*EXTRACTED INFORMATION*.
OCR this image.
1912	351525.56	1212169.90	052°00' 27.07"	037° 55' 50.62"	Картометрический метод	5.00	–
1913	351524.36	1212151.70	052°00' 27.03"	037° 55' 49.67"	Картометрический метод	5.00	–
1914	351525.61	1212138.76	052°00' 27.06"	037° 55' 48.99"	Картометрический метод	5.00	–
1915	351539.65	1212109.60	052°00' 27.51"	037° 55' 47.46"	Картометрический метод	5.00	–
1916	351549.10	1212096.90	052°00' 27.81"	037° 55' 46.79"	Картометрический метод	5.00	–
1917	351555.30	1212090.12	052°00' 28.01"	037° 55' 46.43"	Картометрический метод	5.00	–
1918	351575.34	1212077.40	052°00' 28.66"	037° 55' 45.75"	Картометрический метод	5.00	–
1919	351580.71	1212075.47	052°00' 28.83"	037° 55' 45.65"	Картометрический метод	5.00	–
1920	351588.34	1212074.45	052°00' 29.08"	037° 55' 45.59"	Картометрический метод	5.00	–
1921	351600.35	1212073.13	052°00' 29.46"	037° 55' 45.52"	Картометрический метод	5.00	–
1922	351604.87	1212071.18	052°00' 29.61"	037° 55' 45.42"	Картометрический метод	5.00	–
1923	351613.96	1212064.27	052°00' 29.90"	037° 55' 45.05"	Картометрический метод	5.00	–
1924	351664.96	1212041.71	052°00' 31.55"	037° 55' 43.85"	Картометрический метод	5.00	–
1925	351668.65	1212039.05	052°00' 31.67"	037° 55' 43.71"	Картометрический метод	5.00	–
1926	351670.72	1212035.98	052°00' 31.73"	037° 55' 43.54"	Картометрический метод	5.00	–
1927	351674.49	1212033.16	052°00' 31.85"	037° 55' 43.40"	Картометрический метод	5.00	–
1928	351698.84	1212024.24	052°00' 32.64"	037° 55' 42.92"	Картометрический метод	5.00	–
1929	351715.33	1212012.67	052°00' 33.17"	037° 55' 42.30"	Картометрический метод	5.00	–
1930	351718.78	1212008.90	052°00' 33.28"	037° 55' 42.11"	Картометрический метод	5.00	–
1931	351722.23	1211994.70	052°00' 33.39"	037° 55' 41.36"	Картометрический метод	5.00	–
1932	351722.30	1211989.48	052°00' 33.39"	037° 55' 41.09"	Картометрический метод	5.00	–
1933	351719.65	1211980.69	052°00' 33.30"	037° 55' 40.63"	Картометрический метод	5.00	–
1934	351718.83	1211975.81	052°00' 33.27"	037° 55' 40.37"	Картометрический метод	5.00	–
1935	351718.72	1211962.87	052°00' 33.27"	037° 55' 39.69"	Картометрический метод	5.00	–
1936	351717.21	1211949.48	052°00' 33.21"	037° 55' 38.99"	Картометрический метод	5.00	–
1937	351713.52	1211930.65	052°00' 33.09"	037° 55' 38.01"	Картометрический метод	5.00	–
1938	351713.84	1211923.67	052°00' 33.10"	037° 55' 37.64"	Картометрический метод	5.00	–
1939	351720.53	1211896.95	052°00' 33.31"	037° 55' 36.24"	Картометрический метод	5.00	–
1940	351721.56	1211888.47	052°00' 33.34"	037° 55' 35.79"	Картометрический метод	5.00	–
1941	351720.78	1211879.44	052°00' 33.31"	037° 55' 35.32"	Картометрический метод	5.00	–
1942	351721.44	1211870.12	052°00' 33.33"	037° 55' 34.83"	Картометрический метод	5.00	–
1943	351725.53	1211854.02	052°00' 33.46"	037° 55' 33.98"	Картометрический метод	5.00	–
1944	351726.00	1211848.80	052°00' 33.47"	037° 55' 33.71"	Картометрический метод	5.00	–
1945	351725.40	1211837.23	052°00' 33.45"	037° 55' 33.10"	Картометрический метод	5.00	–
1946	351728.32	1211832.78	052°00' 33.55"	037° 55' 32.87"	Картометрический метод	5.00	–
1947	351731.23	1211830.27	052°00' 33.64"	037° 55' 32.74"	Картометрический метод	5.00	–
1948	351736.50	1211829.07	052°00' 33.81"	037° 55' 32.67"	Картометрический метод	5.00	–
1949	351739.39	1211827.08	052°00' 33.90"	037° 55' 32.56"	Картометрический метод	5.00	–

*WHAT YOU ARE ASKED TO DO*.
Make an exact copy of the records.

*SOLUTION TO THE PROBLEM*.
OCR this image.
1912	351525.56	1212169.90	052°00' 27.07"	037° 55' 50.62"	Картометрический метод	5.00	–
1913	351524.36	1212151.70	052°00' 27.03"	037° 55' 49.67"	Картометрический метод	5.00	–
1914	351525.61	1212138.76	052°00' 27.06"	037° 55' 48.99"	Картометрический метод	5.00	–
1915	351539.65	1212109.60	052°00' 27.51"	037° 55' 47.46"	Картометрический метод	5.00	–
1916	351549.10	1212096.90	052°00' 27.81"	037° 55' 46.79"	Картометрический метод	5.00	–
1917	351555.30	1212090.12	052°00' 28.01"	037° 55' 46.43"	Картометрический метод	5.00	–
1918	351575.34	1212077.40	052°00' 28.66"	037° 55' 45.75"	Картометрический метод	5.00	–
1919	351580.71	1212075.47	052°00' 28.83"	037° 55' 45.65"	Картометрический метод	5.00	–
1920	351588.34	1212074.45	052°00' 29.08"	037° 55' 45.59"	Картометрический метод	5.00	–
1921	351600.35	1212073.13	052°00' 29.46"	037° 55' 45.52"	Картометрический метод	5.00	–
1922	351604.87	1212071.18	052°00' 29.61"	037° 55' 45.42"	Картометрический метод	5.00	–
1923	351613.96	1212064.27	052°00' 29.90"	037° 55' 45.05"	Картометрический метод	5.00	–
1924	351664.96	1212041.71	052°00' 31.55"	037° 55' 43.85"	Картометрический метод	5.00	–
1925	351668.65	1212039.05	052°00' 31.67"	037° 55' 43.71"	Картометрический метод	5.00	–
1926	351670.72	1212035.98	052°00' 31.73"	037° 55' 43.54"	Картометрический метод	5.00	–
1927	351674.49	1212033.16	052°00' 31.85"	037° 55' 43.40"	Картометрический метод	5.00	–
1928	351698.84	1212024.24	052°00' 32.64"	037° 55' 42.92"	Картометрический метод	5.00	–
1929	351715.33	1212012.67	052°00' 33.17"	037° 55' 42.30"	Картометрический метод	5.00	–
1930	351718.78	1212008.90	052°00' 33.28"	037° 55' 42.11"	Картометрический метод	5.00	–
1931	351722.23	1211994.70	052°00' 33.39"	037° 55' 41.36"	Картометрический метод	5.00	–
1932	351722.30	1211989.48	052°00' 33.39"	037° 55' 41.09"	Картометрический метод	5.00	–
1933	351719.65	1211980.69	052°00' 33.30"	037° 55' 40.63"	Картометрический метод	5.00	–
1934	351718.83	1211975.81	052°00' 33.27"	037° 55' 40.37"	Картометрический метод	5.00	–
1935	351718.72	1211962.87	052°00' 33.27"	037° 55' 39.69"	Картометрический метод	5.00	–
1936	351717.21	1211949.48	052°00' 33.21"	037° 55' 38.99"	Картометрический метод	5.00	–
1937	351713.52	1211930.65	052°00' 33.09"	037° 55' 38.01"	Картометрический метод	5.00	–
1938	351713.84	1211923.67	052°00' 33.10"	037° 55' 37.64"	Картометрический метод	5.00	–
1939	351720.53	1211896.95	052°00' 33.31"	037° 55' 36.24"	Картометрический метод	5.00	–
1940	351721.56	1211888.47	052°00' 33.34"	037° 55' 35.79"	Картометрический метод	5.00	–
1941	351720.78	1211879.44	052°00' 33.31"	037° 55' 35.32"	Картометрический метод	5.00	–
1942	351721.44	1211870.12	052°00' 33.33"	037° 55' 34.83"	Картометрический метод	5.00	–
1943	351725.53	1211854.02	052°00' 33.46"	037° 55' 33.98"	Картометрический метод	5.00	–
1944	351726.00	1211848.80	052°00' 33.47"	037° 55' 33.71"	Картометрический метод	5.00	–
1945	351725.40	1211837.23	052°00' 33.45"	037° 55' 33.10"	Картометрический метод	5.00	–
1946	351728.32	1211832.78	052°00' 33.55"	037° 55' 32.87"	Картометрический метод	5.00	–
1947	351731.23	1211830.27	052°00' 33.64"	037° 55' 32.74"	Картометрический метод	5.00	–
1948	351736.50	1211829.07	052°00' 33.81"	037° 55' 32.67"	Картометрический метод	5.00	–
1949	351739.39	1211827.08	052°00' 33.90"	037° 55' 32.56"	Картометрический метод	5.00	–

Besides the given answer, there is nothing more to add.